- Actions to take
(A) Reproduce the passage of the school-radius notebook description, starting with "4. Perform Pearson" and going on through "trend line plots.".
(B) In the school-radius notebook description, which two correlation tests are performed?
[Page text start]
# **Notebook for finding number of schools in 2km radius**

This notebook explores the relationship between the number of schools and various amenities within a 2km radius and the rental prices in different regions. Using geospatial data and statistical analysis, the notebook provides visualizations to interpret these relationships. It also investigates how sentiment and specific topics identified from the property descriptions affect rental prices.

Table of Contents

1. Data Loading and Preprocessing

    * Load property and school location data.
    * Create geospatial data frames for schools and properties.
    * Finding Schools within 2km Radius

2. Transform coordinate systems.
    * Spatial join to identify schools within 2km radius of properties.
    * Aggregate school counts by property.
    * Analysing Relationship between Schools and Rent Prices

3. Merge property and school count data.
    * Calculate average rent based on the number of schools within 2km.
    * Visualize rent price vs. school count with a line plot.
    * Statistical Analysis
    
4. Perform Pearson and Spearman correlation tests.
    * Conduct ANOVA to test the relationship between rent prices and school counts.
    * Visualizing Rental Properties and Amenities on a Map

5. Load and preprocess amenities data.
    * Visualize rental properties and different types of amenities on an interactive map.
    * Exploratory Analysis of Sentiment and Rent Prices

6. Box plots to show rent price distributions based on sentiment classification.
    * Analyze the relationship between sentiment and rent prices with density contour and trend line plots.
    * Rental Price Distribution by Topic Label

7. Visualize rental price distribution based on the dominant topic labels from the property descriptions.
[Page text end]
[Given material start]
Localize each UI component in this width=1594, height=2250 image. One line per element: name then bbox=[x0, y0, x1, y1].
[Given material end]
- Solutions to the exercise
(A)
4. Perform Pearson and Spearman correlation tests.
    * Conduct ANOVA to test the relationship between rent prices and school counts.
    * Visualizing Rental Properties and Amenities on a Map

5. Load and preprocess amenities data.
    * Visualize rental properties and different types of amenities on an interactive map.
    * Exploratory Analysis of Sentiment and Rent Prices

6. Box plots to show rent price distributions based on sentiment classification.
    * Analyze the relationship between sentiment and rent prices with density contour and trend line plots.

(B) Pearson and Spearman correlation tests.